# REQUIRED WORK:
Say how many lines in the data below contain the word "this", and give no other text.

((

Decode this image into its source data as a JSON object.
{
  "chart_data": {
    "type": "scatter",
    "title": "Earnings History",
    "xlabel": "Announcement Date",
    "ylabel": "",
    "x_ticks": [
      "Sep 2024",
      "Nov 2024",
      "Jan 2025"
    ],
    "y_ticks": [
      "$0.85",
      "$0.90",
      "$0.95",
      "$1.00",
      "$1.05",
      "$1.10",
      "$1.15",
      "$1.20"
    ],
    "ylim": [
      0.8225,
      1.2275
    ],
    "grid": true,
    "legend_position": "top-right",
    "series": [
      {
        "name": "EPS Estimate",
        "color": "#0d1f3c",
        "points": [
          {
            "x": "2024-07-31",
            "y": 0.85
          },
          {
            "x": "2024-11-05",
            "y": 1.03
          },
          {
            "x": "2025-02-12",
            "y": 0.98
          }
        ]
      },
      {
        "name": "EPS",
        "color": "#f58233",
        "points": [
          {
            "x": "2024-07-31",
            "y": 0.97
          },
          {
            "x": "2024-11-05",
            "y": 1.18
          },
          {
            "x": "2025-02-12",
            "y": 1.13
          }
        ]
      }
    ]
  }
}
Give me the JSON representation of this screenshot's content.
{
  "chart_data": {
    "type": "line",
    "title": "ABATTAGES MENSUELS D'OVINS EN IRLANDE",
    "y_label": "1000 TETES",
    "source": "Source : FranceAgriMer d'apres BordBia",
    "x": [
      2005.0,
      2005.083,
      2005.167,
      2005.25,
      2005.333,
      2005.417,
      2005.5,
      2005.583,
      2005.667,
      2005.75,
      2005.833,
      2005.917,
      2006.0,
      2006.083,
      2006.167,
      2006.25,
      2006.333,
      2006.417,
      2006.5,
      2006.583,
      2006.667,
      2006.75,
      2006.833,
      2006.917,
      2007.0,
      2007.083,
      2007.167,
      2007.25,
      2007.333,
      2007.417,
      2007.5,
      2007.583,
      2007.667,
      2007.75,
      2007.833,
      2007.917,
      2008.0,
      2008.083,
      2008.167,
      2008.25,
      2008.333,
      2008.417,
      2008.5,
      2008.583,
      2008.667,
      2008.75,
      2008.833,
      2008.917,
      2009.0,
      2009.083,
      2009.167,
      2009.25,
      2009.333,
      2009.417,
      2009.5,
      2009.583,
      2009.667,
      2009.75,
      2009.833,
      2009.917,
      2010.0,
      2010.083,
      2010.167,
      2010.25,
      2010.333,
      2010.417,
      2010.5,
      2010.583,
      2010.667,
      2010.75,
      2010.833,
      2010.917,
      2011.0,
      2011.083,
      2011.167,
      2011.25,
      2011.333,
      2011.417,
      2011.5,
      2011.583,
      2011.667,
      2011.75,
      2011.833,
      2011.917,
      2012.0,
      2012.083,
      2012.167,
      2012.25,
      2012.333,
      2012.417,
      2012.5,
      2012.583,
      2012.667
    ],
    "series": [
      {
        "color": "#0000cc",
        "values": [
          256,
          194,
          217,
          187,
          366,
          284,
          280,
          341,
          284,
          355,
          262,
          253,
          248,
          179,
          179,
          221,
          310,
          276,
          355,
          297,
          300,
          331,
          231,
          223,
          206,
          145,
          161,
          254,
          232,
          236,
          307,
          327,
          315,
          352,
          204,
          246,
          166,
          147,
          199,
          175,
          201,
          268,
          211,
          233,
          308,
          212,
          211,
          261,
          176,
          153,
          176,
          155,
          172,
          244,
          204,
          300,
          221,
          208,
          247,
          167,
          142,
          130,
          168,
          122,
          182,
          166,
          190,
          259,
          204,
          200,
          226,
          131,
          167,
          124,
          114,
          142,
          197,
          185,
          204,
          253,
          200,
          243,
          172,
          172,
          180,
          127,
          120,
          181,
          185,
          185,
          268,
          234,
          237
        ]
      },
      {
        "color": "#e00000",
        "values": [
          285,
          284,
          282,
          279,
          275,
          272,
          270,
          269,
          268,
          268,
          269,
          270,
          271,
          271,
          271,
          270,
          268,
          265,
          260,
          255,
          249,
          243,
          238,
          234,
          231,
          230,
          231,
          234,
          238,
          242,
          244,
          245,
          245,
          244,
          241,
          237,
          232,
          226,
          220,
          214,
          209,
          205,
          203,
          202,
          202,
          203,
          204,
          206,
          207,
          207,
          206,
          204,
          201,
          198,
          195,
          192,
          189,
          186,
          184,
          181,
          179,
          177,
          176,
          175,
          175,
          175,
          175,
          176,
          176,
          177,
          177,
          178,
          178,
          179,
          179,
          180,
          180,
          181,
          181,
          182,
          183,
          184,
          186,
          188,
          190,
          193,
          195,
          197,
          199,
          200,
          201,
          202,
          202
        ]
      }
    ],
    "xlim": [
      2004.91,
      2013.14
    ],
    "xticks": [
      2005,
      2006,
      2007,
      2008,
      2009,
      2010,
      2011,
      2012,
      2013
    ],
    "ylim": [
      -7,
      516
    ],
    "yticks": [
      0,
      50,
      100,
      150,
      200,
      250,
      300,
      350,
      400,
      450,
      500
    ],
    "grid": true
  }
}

))

# TASK OUTPUT:
2